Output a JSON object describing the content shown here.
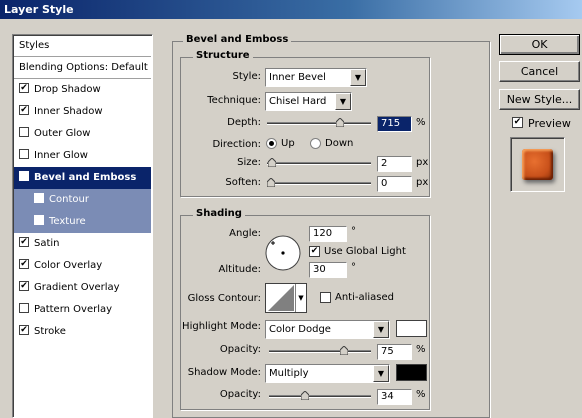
{
  "window": {
    "title": "Layer Style"
  },
  "styles_list": {
    "header": "Styles",
    "blending": "Blending Options: Default",
    "items": [
      {
        "label": "Drop Shadow",
        "checked": true
      },
      {
        "label": "Inner Shadow",
        "checked": true
      },
      {
        "label": "Outer Glow",
        "checked": false
      },
      {
        "label": "Inner Glow",
        "checked": false
      },
      {
        "label": "Bevel and Emboss",
        "checked": true,
        "selected": true
      },
      {
        "label": "Contour",
        "checked": true,
        "sub": true
      },
      {
        "label": "Texture",
        "checked": true,
        "sub": true
      },
      {
        "label": "Satin",
        "checked": true
      },
      {
        "label": "Color Overlay",
        "checked": true
      },
      {
        "label": "Gradient Overlay",
        "checked": true
      },
      {
        "label": "Pattern Overlay",
        "checked": false
      },
      {
        "label": "Stroke",
        "checked": true
      }
    ]
  },
  "bevel": {
    "title": "Bevel and Emboss",
    "structure": {
      "title": "Structure",
      "style_label": "Style:",
      "style_value": "Inner Bevel",
      "technique_label": "Technique:",
      "technique_value": "Chisel Hard",
      "depth_label": "Depth:",
      "depth_value": "715",
      "depth_unit": "%",
      "depth_level": 0.72,
      "direction_label": "Direction:",
      "up_label": "Up",
      "down_label": "Down",
      "direction": "Up",
      "size_label": "Size:",
      "size_value": "2",
      "size_unit": "px",
      "size_level": 0.01,
      "soften_label": "Soften:",
      "soften_value": "0",
      "soften_unit": "px",
      "soften_level": 0
    },
    "shading": {
      "title": "Shading",
      "angle_label": "Angle:",
      "angle_value": "120",
      "angle_unit": "°",
      "global_light_label": "Use Global Light",
      "global_light": true,
      "altitude_label": "Altitude:",
      "altitude_value": "30",
      "altitude_unit": "°",
      "gloss_label": "Gloss Contour:",
      "anti_aliased_label": "Anti-aliased",
      "anti_aliased": false,
      "highlight_label": "Highlight Mode:",
      "highlight_value": "Color Dodge",
      "highlight_color": "#ffffff",
      "hl_opacity_label": "Opacity:",
      "hl_opacity_value": "75",
      "hl_opacity_unit": "%",
      "hl_opacity_level": 0.75,
      "shadow_label": "Shadow Mode:",
      "shadow_value": "Multiply",
      "shadow_color": "#000000",
      "sh_opacity_label": "Opacity:",
      "sh_opacity_value": "34",
      "sh_opacity_unit": "%",
      "sh_opacity_level": 0.34
    }
  },
  "buttons": {
    "ok": "OK",
    "cancel": "Cancel",
    "new_style": "New Style..."
  },
  "preview": {
    "label": "Preview",
    "checked": true,
    "swatch_color": "#c8501a"
  },
  "icons": {
    "check": "✔",
    "arrow": "▼"
  }
}
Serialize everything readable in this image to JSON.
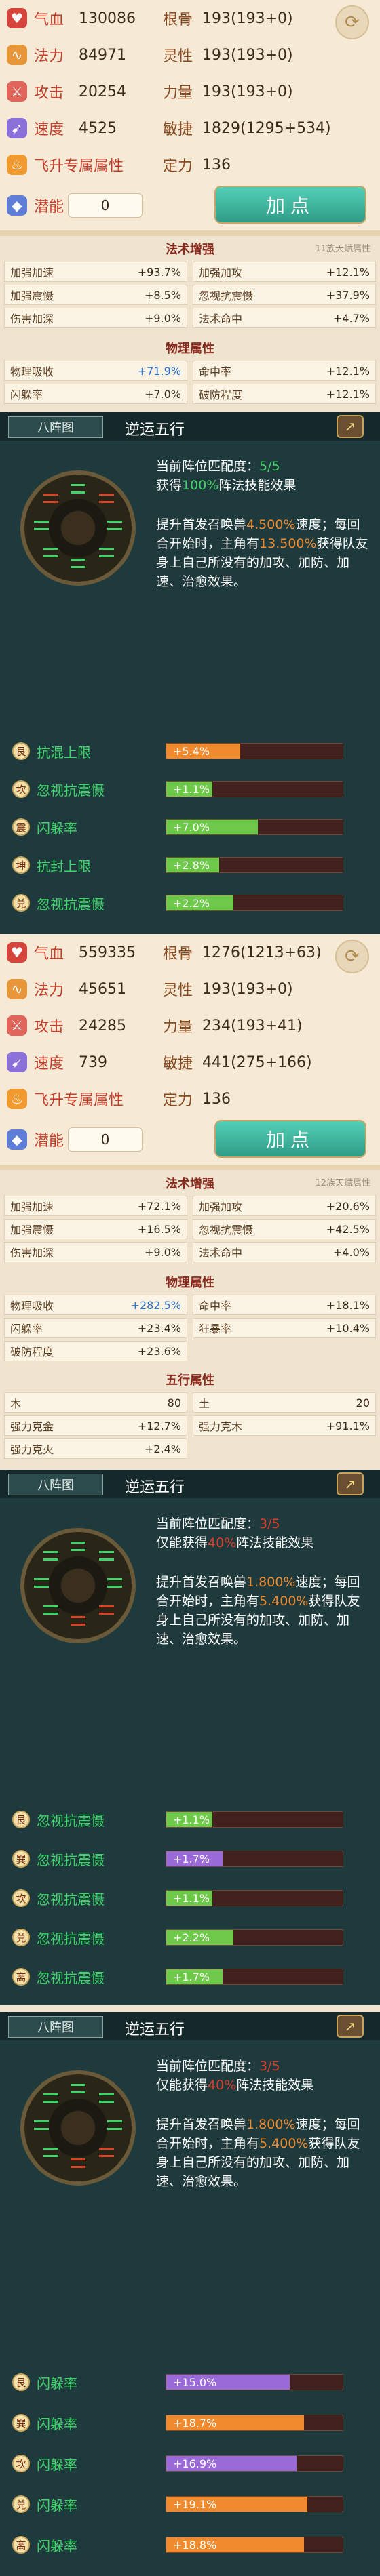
{
  "panels": [
    {
      "stats": {
        "qixue": {
          "label": "气血",
          "value": "130086"
        },
        "fali": {
          "label": "法力",
          "value": "84971"
        },
        "gongji": {
          "label": "攻击",
          "value": "20254"
        },
        "sudu": {
          "label": "速度",
          "value": "4525"
        },
        "genggu": {
          "label": "根骨",
          "value": "193(193+0)"
        },
        "lingxing": {
          "label": "灵性",
          "value": "193(193+0)"
        },
        "liliang": {
          "label": "力量",
          "value": "193(193+0)"
        },
        "minjie": {
          "label": "敏捷",
          "value": "1829(1295+534)"
        },
        "feisheng": "飞升专属属性",
        "dingli": {
          "label": "定力",
          "value": "136"
        },
        "qianneng": {
          "label": "潜能",
          "value": "0"
        },
        "add_button": "加点"
      },
      "fashu": {
        "title": "法术增强",
        "note": "11族天赋属性",
        "rows": [
          [
            {
              "k": "加强加速",
              "v": "+93.7%"
            },
            {
              "k": "加强加攻",
              "v": "+12.1%"
            }
          ],
          [
            {
              "k": "加强震慑",
              "v": "+8.5%"
            },
            {
              "k": "忽视抗震慑",
              "v": "+37.9%"
            }
          ],
          [
            {
              "k": "伤害加深",
              "v": "+9.0%"
            },
            {
              "k": "法术命中",
              "v": "+4.7%"
            }
          ]
        ]
      },
      "wuli": {
        "title": "物理属性",
        "rows": [
          [
            {
              "k": "物理吸收",
              "v": "+71.9%"
            },
            {
              "k": "命中率",
              "v": "+12.1%"
            }
          ],
          [
            {
              "k": "闪躲率",
              "v": "+7.0%"
            },
            {
              "k": "破防程度",
              "v": "+12.1%"
            }
          ]
        ]
      }
    },
    {
      "stats": {
        "qixue": {
          "label": "气血",
          "value": "559335"
        },
        "fali": {
          "label": "法力",
          "value": "45651"
        },
        "gongji": {
          "label": "攻击",
          "value": "24285"
        },
        "sudu": {
          "label": "速度",
          "value": "739"
        },
        "genggu": {
          "label": "根骨",
          "value": "1276(1213+63)"
        },
        "lingxing": {
          "label": "灵性",
          "value": "193(193+0)"
        },
        "liliang": {
          "label": "力量",
          "value": "234(193+41)"
        },
        "minjie": {
          "label": "敏捷",
          "value": "441(275+166)"
        },
        "feisheng": "飞升专属属性",
        "dingli": {
          "label": "定力",
          "value": "136"
        },
        "qianneng": {
          "label": "潜能",
          "value": "0"
        },
        "add_button": "加点"
      },
      "fashu": {
        "title": "法术增强",
        "note": "12族天赋属性",
        "rows": [
          [
            {
              "k": "加强加速",
              "v": "+72.1%"
            },
            {
              "k": "加强加攻",
              "v": "+20.6%"
            }
          ],
          [
            {
              "k": "加强震慑",
              "v": "+16.5%"
            },
            {
              "k": "忽视抗震慑",
              "v": "+42.5%"
            }
          ],
          [
            {
              "k": "伤害加深",
              "v": "+9.0%"
            },
            {
              "k": "法术命中",
              "v": "+4.0%"
            }
          ]
        ]
      },
      "wuli": {
        "title": "物理属性",
        "rows": [
          [
            {
              "k": "物理吸收",
              "v": "+282.5%"
            },
            {
              "k": "命中率",
              "v": "+18.1%"
            }
          ],
          [
            {
              "k": "闪躲率",
              "v": "+23.4%"
            },
            {
              "k": "狂暴率",
              "v": "+10.4%"
            }
          ],
          [
            {
              "k": "破防程度",
              "v": "+23.6%"
            }
          ]
        ]
      },
      "wuxing": {
        "title": "五行属性",
        "rows": [
          [
            {
              "k": "木",
              "v": "80"
            },
            {
              "k": "土",
              "v": "20"
            }
          ],
          [
            {
              "k": "强力克金",
              "v": "+12.7%"
            },
            {
              "k": "强力克木",
              "v": "+91.1%"
            }
          ],
          [
            {
              "k": "强力克火",
              "v": "+2.4%"
            }
          ]
        ]
      }
    }
  ],
  "formations": [
    {
      "tab": "八阵图",
      "name": "逆运五行",
      "line1a": "当前阵位匹配度：",
      "line1b": "5/5",
      "line2a": "获得",
      "line2b": "100%",
      "line2c": "阵法技能效果",
      "desc1": "提升首发召唤兽",
      "desc1b": "4.500%",
      "desc1c": "速度；每回合开始时，主角有",
      "desc2": "13.500%",
      "desc2b": "获得队友身上自己所没有的加攻、加防、加速、治愈效果。",
      "rows": [
        {
          "badge": "艮",
          "label": "抗混上限",
          "value": "+5.4%",
          "fill": 0.42,
          "color": "orange"
        },
        {
          "badge": "坎",
          "label": "忽视抗震慑",
          "value": "+1.1%",
          "fill": 0.26,
          "color": "green"
        },
        {
          "badge": "震",
          "label": "闪躲率",
          "value": "+7.0%",
          "fill": 0.52,
          "color": "green"
        },
        {
          "badge": "坤",
          "label": "抗封上限",
          "value": "+2.8%",
          "fill": 0.3,
          "color": "green"
        },
        {
          "badge": "兑",
          "label": "忽视抗震慑",
          "value": "+2.2%",
          "fill": 0.38,
          "color": "green"
        }
      ]
    },
    {
      "tab": "八阵图",
      "name": "逆运五行",
      "line1a": "当前阵位匹配度：",
      "line1b": "3/5",
      "line2a": "仅能获得",
      "line2b": "40%",
      "line2c": "阵法技能效果",
      "desc1": "提升首发召唤兽",
      "desc1b": "1.800%",
      "desc1c": "速度；每回合开始时，主角有",
      "desc2": "5.400%",
      "desc2b": "获得队友身上自己所没有的加攻、加防、加速、治愈效果。",
      "rows": [
        {
          "badge": "艮",
          "label": "忽视抗震慑",
          "value": "+1.1%",
          "fill": 0.26,
          "color": "green"
        },
        {
          "badge": "巽",
          "label": "忽视抗震慑",
          "value": "+1.7%",
          "fill": 0.32,
          "color": "purple"
        },
        {
          "badge": "坎",
          "label": "忽视抗震慑",
          "value": "+1.1%",
          "fill": 0.26,
          "color": "green"
        },
        {
          "badge": "兑",
          "label": "忽视抗震慑",
          "value": "+2.2%",
          "fill": 0.38,
          "color": "green"
        },
        {
          "badge": "离",
          "label": "忽视抗震慑",
          "value": "+1.7%",
          "fill": 0.32,
          "color": "green"
        }
      ]
    },
    {
      "tab": "八阵图",
      "name": "逆运五行",
      "line1a": "当前阵位匹配度：",
      "line1b": "3/5",
      "line2a": "仅能获得",
      "line2b": "40%",
      "line2c": "阵法技能效果",
      "desc1": "提升首发召唤兽",
      "desc1b": "1.800%",
      "desc1c": "速度；每回合开始时，主角有",
      "desc2": "5.400%",
      "desc2b": "获得队友身上自己所没有的加攻、加防、加速、治愈效果。",
      "rows": [
        {
          "badge": "艮",
          "label": "闪躲率",
          "value": "+15.0%",
          "fill": 0.7,
          "color": "purple"
        },
        {
          "badge": "巽",
          "label": "闪躲率",
          "value": "+18.7%",
          "fill": 0.78,
          "color": "orange"
        },
        {
          "badge": "坎",
          "label": "闪躲率",
          "value": "+16.9%",
          "fill": 0.74,
          "color": "purple"
        },
        {
          "badge": "兑",
          "label": "闪躲率",
          "value": "+19.1%",
          "fill": 0.8,
          "color": "orange"
        },
        {
          "badge": "离",
          "label": "闪躲率",
          "value": "+18.8%",
          "fill": 0.78,
          "color": "orange"
        }
      ]
    }
  ]
}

════════════════════

Where a line above includes "Mode", copy that line.

      "highlight_label": "Highlight Mode:",
      "shadow_label": "Shadow Mode:",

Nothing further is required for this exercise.